- [Task material]:
-- Start --
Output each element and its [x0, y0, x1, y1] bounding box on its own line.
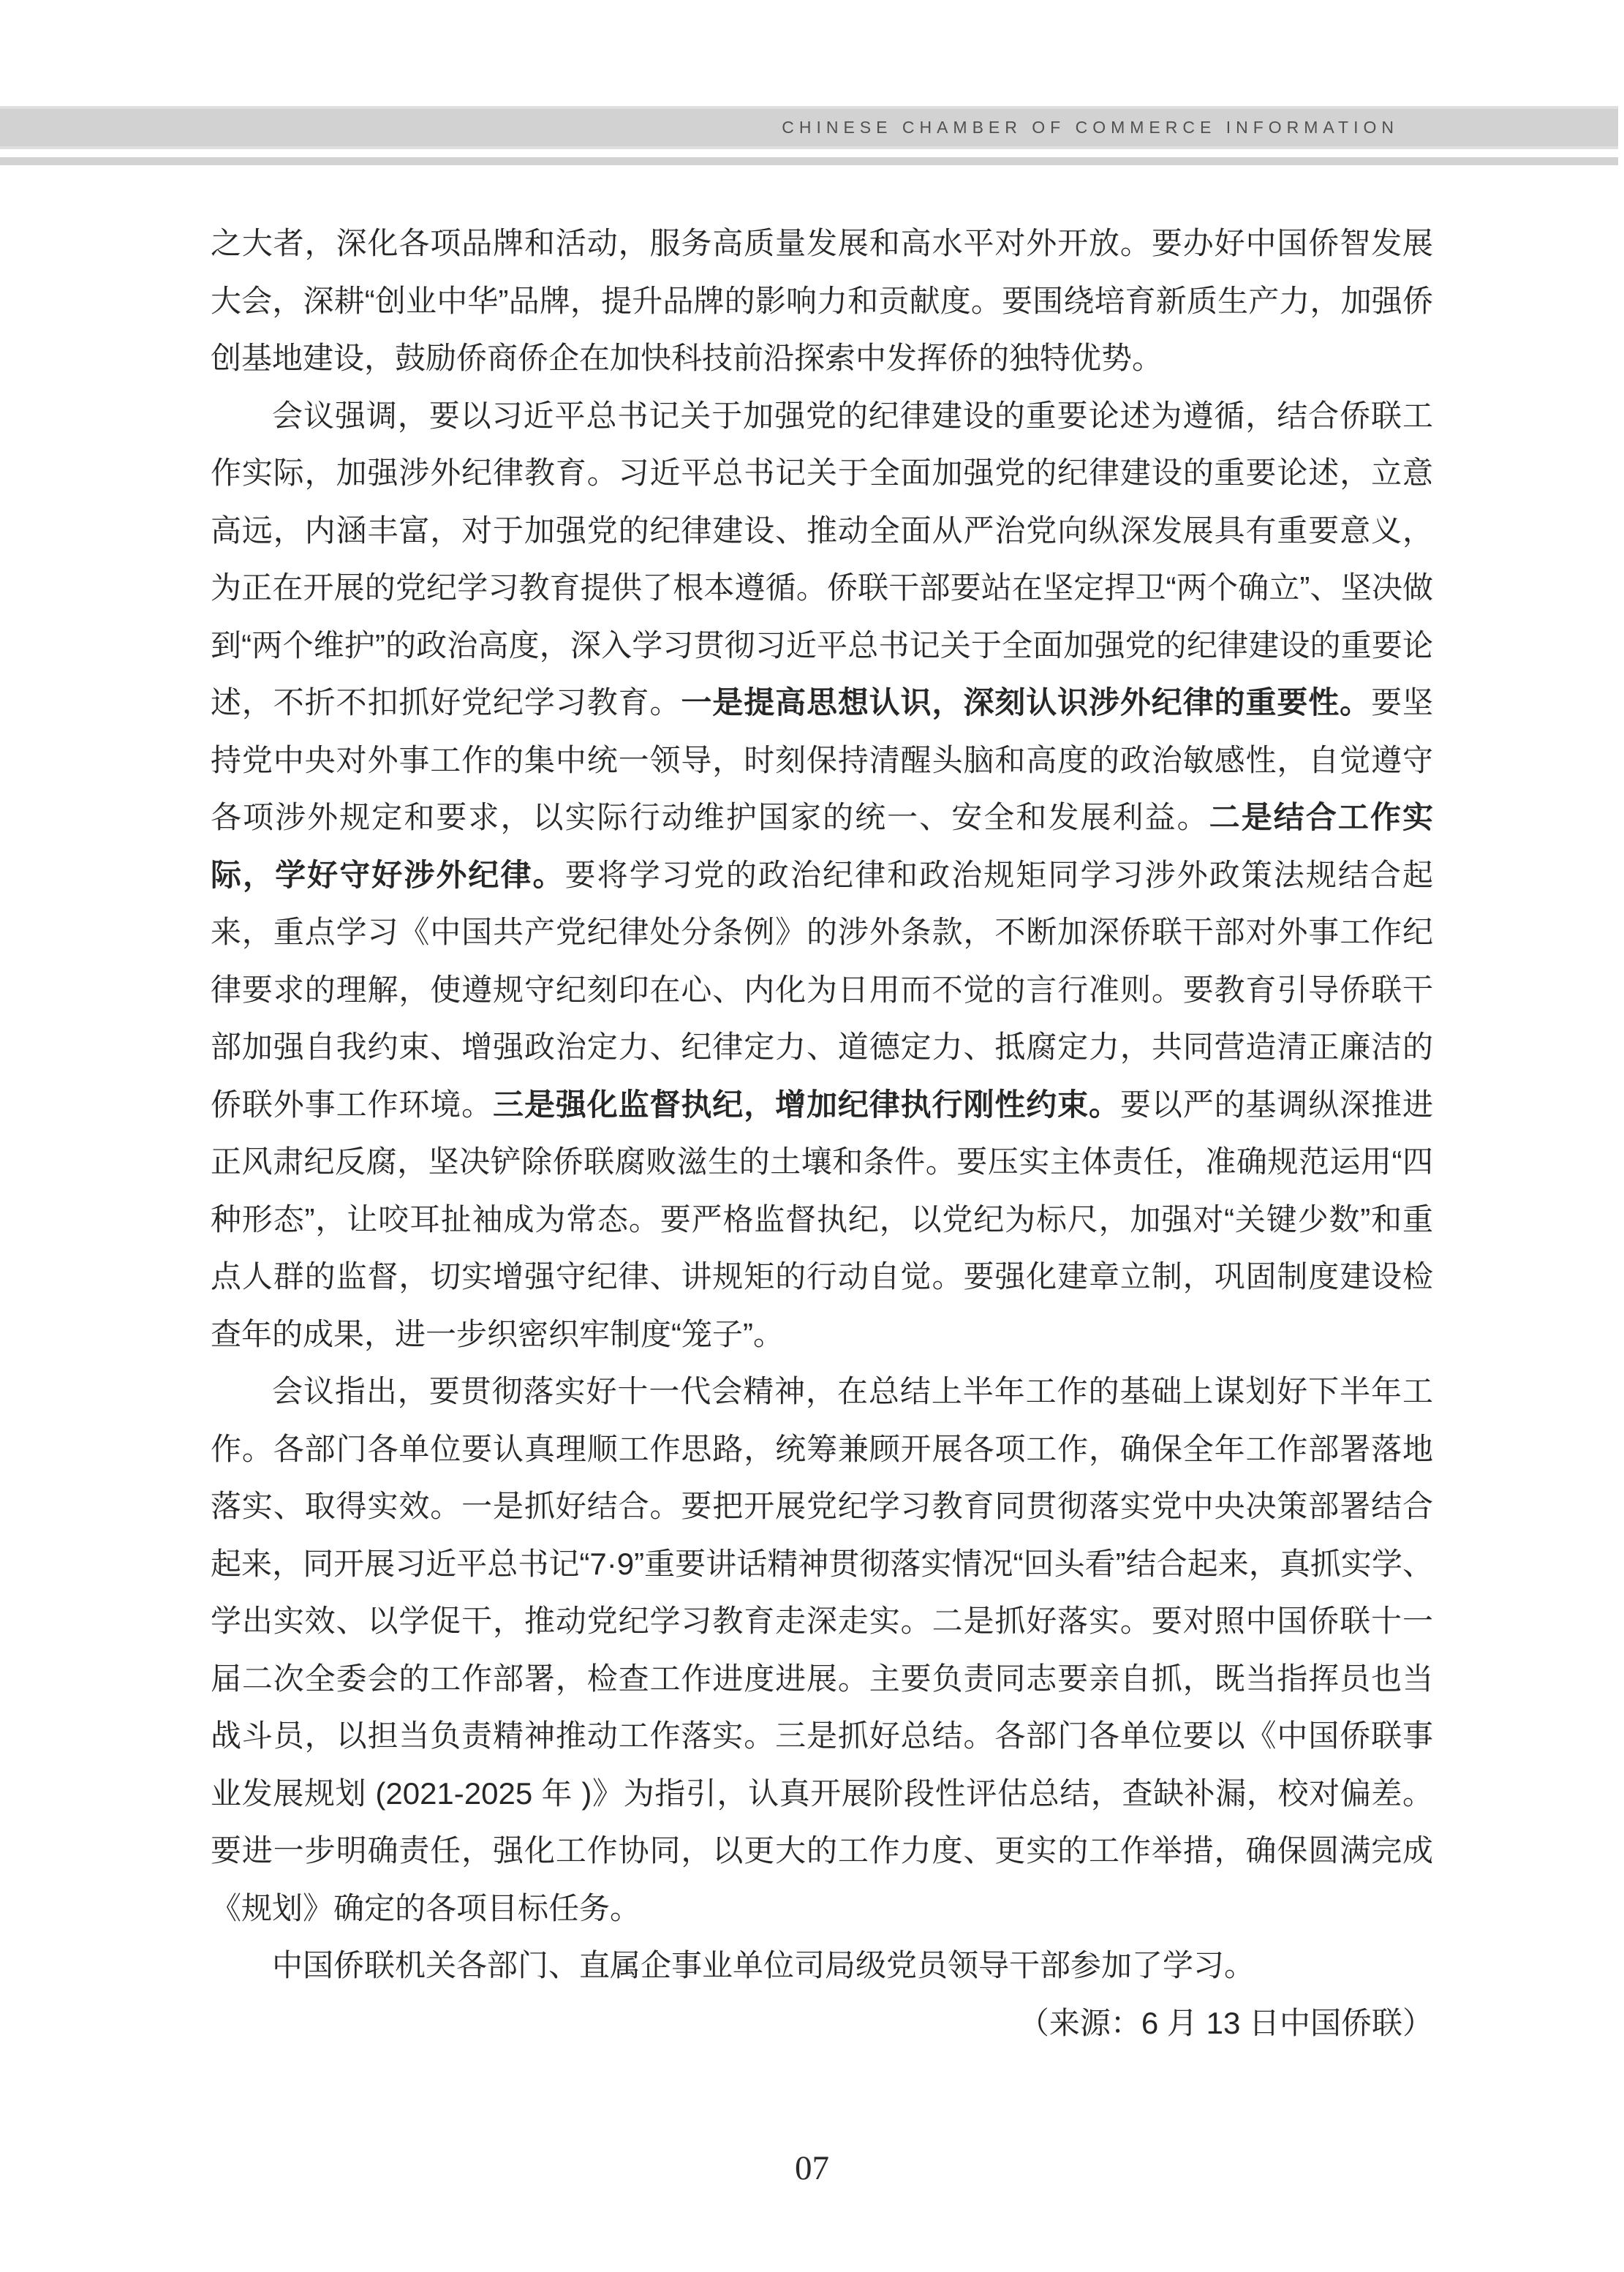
-- End --
-- Start --
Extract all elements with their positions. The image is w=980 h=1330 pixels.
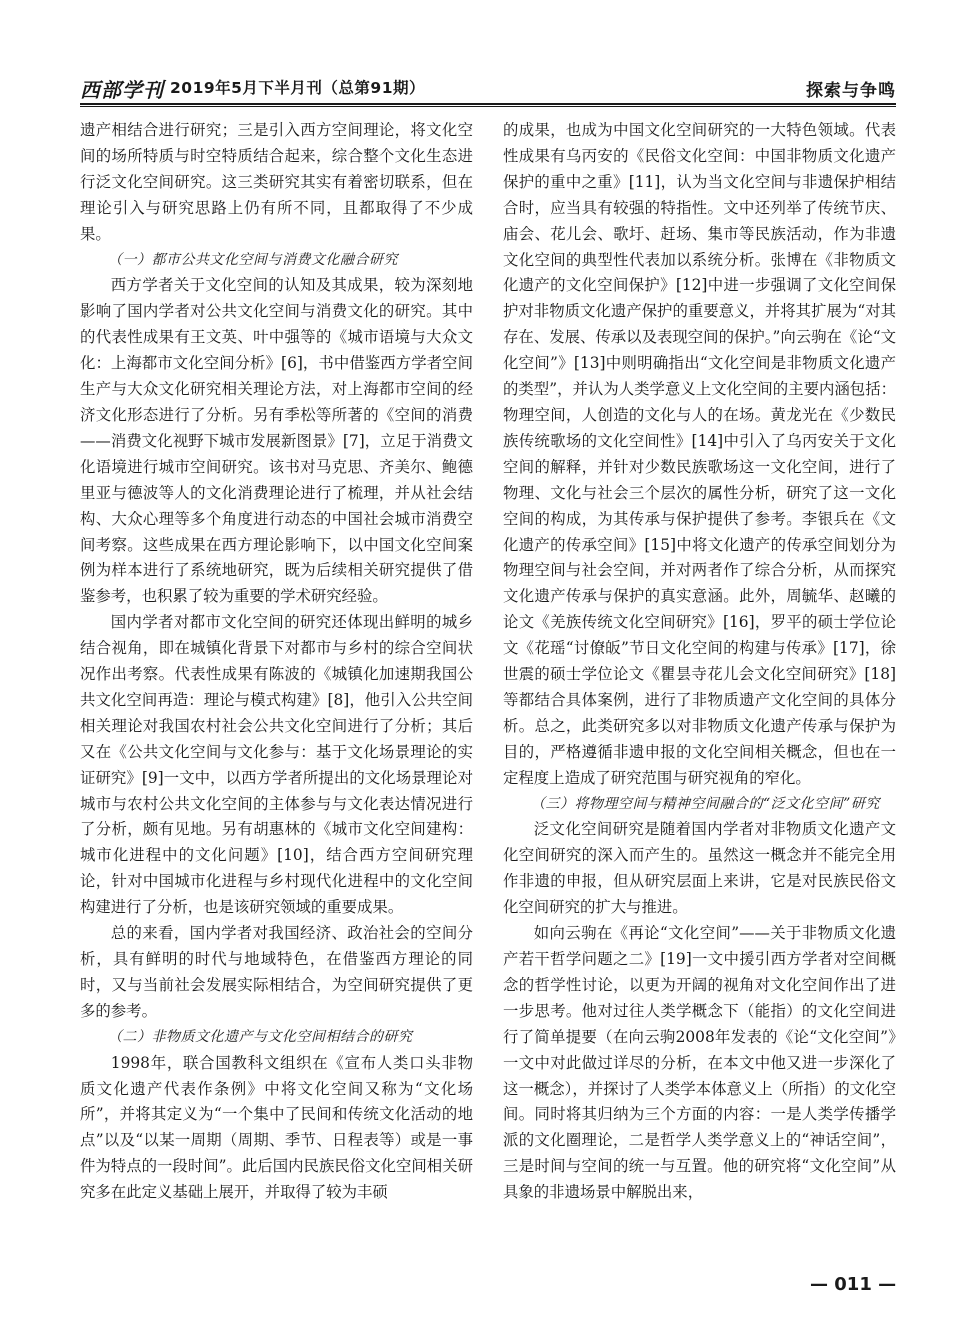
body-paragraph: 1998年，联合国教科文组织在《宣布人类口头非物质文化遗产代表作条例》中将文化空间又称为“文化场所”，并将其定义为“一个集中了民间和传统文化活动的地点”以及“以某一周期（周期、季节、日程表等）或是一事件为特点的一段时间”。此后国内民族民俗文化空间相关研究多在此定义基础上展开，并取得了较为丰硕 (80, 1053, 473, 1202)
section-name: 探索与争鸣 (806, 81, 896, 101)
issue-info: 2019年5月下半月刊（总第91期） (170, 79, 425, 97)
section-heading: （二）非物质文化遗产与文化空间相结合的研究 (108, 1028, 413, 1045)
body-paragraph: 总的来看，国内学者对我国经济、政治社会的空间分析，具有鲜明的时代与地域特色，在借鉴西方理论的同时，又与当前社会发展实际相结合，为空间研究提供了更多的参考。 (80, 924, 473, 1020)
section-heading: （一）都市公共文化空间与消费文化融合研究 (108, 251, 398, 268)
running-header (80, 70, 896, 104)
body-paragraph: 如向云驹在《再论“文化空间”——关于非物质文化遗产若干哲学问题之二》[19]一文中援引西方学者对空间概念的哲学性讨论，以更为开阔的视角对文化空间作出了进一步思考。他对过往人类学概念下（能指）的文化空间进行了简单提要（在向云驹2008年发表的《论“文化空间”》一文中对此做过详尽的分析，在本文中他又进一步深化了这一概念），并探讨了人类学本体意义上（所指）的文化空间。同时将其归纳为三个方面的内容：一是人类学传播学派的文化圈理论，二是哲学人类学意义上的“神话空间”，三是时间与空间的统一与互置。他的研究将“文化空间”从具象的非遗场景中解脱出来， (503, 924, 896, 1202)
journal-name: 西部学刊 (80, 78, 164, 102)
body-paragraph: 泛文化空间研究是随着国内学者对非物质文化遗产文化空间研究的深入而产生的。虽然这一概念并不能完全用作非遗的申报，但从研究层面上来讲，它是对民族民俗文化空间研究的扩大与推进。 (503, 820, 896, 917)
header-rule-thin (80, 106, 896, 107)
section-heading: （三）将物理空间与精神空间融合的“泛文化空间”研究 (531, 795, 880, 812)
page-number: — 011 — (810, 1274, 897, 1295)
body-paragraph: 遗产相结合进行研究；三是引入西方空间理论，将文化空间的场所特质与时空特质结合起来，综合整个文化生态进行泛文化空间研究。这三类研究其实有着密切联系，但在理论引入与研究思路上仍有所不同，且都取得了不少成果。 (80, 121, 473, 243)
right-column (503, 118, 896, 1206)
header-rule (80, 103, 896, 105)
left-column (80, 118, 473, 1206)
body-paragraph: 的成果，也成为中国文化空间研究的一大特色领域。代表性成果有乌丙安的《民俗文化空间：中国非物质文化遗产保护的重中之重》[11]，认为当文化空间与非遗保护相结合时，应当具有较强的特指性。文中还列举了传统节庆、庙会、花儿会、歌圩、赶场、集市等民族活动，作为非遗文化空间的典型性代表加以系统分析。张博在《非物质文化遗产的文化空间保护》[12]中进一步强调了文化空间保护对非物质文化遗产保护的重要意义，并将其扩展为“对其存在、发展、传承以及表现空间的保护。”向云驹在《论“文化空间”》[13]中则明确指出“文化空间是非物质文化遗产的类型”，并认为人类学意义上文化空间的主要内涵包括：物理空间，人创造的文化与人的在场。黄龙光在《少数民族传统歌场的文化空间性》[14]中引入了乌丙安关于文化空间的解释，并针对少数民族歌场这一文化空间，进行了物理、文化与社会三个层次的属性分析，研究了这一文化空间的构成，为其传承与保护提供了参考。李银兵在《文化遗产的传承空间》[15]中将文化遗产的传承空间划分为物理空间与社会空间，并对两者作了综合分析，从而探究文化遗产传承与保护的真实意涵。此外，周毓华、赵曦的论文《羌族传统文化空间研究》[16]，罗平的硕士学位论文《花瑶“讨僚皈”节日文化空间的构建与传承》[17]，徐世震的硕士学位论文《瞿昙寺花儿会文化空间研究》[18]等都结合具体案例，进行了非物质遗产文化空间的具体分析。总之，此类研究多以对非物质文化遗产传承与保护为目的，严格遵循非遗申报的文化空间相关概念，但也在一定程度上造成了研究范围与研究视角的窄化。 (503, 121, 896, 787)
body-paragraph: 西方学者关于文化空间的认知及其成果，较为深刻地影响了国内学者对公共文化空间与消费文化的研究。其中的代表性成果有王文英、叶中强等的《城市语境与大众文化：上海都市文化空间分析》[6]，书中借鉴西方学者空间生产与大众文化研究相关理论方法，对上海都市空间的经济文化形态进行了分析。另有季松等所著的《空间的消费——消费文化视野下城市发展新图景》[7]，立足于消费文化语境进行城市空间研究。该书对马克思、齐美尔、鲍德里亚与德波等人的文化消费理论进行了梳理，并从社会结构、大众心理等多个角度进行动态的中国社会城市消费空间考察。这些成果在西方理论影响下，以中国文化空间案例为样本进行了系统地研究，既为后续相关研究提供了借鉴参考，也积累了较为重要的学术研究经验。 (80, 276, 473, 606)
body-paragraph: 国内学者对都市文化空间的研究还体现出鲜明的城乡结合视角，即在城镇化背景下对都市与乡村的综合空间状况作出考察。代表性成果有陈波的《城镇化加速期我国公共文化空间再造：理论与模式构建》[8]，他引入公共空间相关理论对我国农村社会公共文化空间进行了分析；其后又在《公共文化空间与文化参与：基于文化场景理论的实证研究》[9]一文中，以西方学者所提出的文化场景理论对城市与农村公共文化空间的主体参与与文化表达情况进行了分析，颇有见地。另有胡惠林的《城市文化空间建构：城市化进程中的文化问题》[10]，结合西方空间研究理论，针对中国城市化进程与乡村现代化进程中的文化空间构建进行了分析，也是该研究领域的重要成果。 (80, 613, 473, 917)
-- End --
-- Start --
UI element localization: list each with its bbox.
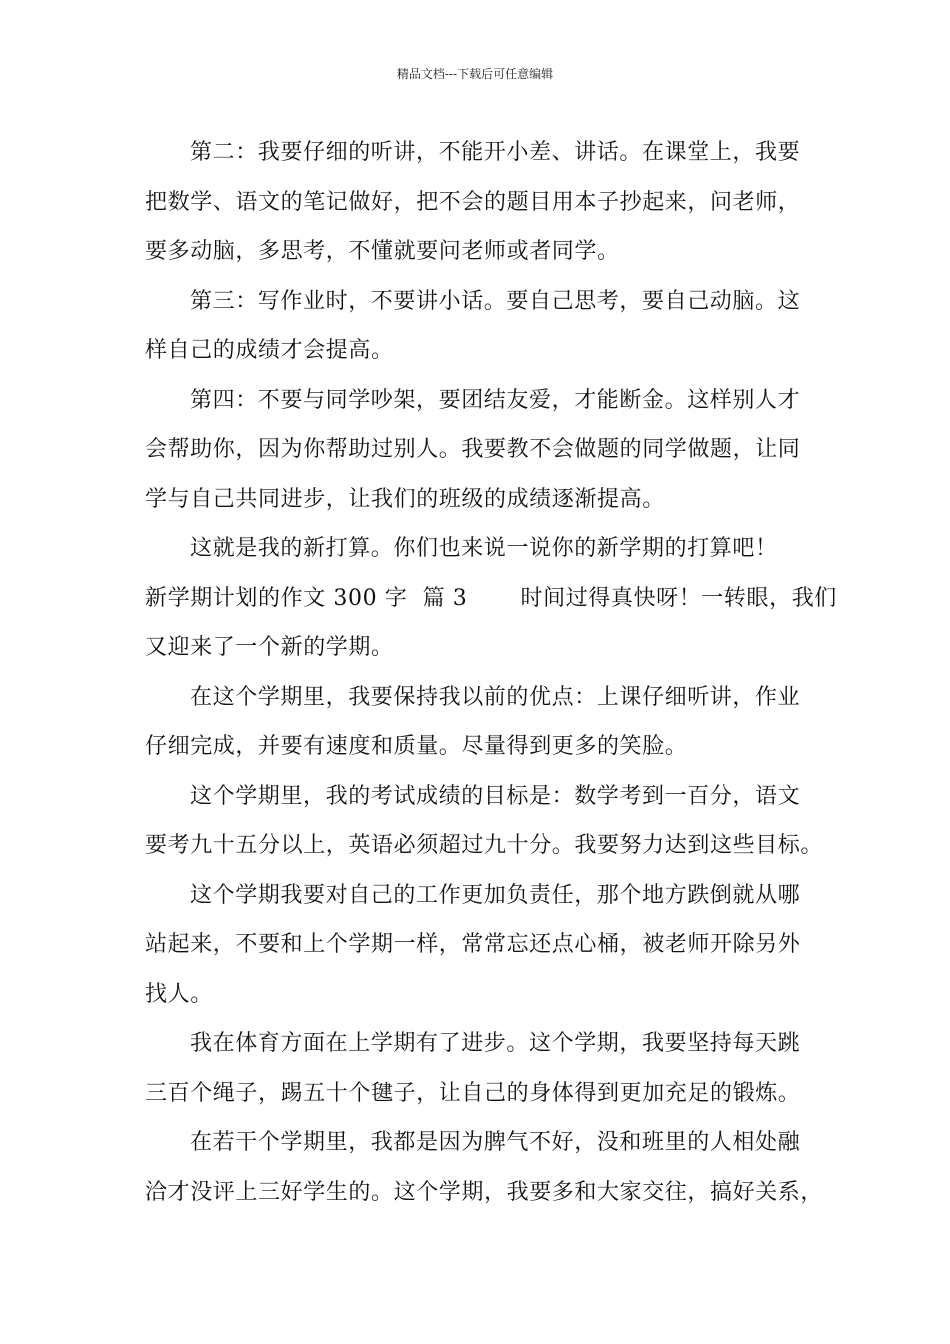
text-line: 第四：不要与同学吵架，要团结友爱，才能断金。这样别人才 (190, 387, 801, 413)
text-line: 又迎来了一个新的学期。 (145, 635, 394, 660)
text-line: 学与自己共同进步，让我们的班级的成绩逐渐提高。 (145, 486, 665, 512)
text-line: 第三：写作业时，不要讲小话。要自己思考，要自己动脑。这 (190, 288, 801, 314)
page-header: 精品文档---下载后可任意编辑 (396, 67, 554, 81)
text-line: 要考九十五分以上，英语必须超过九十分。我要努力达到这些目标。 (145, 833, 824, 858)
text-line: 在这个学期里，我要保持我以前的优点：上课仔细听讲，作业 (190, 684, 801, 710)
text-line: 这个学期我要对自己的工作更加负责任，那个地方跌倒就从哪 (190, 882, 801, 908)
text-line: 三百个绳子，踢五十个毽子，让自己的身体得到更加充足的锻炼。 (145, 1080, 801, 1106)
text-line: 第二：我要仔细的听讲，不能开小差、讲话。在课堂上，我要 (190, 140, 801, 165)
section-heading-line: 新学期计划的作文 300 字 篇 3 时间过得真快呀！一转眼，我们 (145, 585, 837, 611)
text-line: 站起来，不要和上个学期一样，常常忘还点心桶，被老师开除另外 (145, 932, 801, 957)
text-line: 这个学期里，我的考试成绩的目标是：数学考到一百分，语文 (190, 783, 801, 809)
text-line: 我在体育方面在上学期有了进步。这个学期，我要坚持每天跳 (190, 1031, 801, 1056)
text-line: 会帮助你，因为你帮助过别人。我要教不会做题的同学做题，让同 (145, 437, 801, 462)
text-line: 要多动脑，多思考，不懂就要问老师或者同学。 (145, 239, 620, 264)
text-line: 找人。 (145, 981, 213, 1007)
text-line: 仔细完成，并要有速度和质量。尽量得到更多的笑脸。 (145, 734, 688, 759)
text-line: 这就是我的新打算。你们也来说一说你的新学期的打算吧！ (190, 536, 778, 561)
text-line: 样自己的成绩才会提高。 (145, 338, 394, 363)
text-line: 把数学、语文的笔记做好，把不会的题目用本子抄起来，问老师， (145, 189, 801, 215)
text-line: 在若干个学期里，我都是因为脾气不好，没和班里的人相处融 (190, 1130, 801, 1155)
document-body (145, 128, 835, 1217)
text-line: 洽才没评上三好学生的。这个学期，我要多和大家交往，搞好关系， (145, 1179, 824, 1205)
-- End --
- [Problem statement]: Swap "吵架" for "争吵" in the data starting at the line containing "UI element localization: list" and ending at the line containing "text-line: 第二：我要仔细的听讲，不能开小差、讲话。在课堂上，我要 (190, 140, 801, 165)", keeping everything else the same. Leave the pictures out.

- [Solution for this task]:
UI element localization: list each with its bbox.
text-line: 第四：不要与同学争吵，要团结友爱，才能断金。这样别人才 (190, 387, 801, 413)
text-line: 又迎来了一个新的学期。 (145, 635, 394, 660)
text-line: 学与自己共同进步，让我们的班级的成绩逐渐提高。 (145, 486, 665, 512)
text-line: 第三：写作业时，不要讲小话。要自己思考，要自己动脑。这 (190, 288, 801, 314)
page-header: 精品文档---下载后可任意编辑 (396, 67, 554, 81)
text-line: 要考九十五分以上，英语必须超过九十分。我要努力达到这些目标。 (145, 833, 824, 858)
text-line: 在这个学期里，我要保持我以前的优点：上课仔细听讲，作业 (190, 684, 801, 710)
text-line: 这个学期我要对自己的工作更加负责任，那个地方跌倒就从哪 (190, 882, 801, 908)
text-line: 三百个绳子，踢五十个毽子，让自己的身体得到更加充足的锻炼。 (145, 1080, 801, 1106)
text-line: 第二：我要仔细的听讲，不能开小差、讲话。在课堂上，我要 (190, 140, 801, 165)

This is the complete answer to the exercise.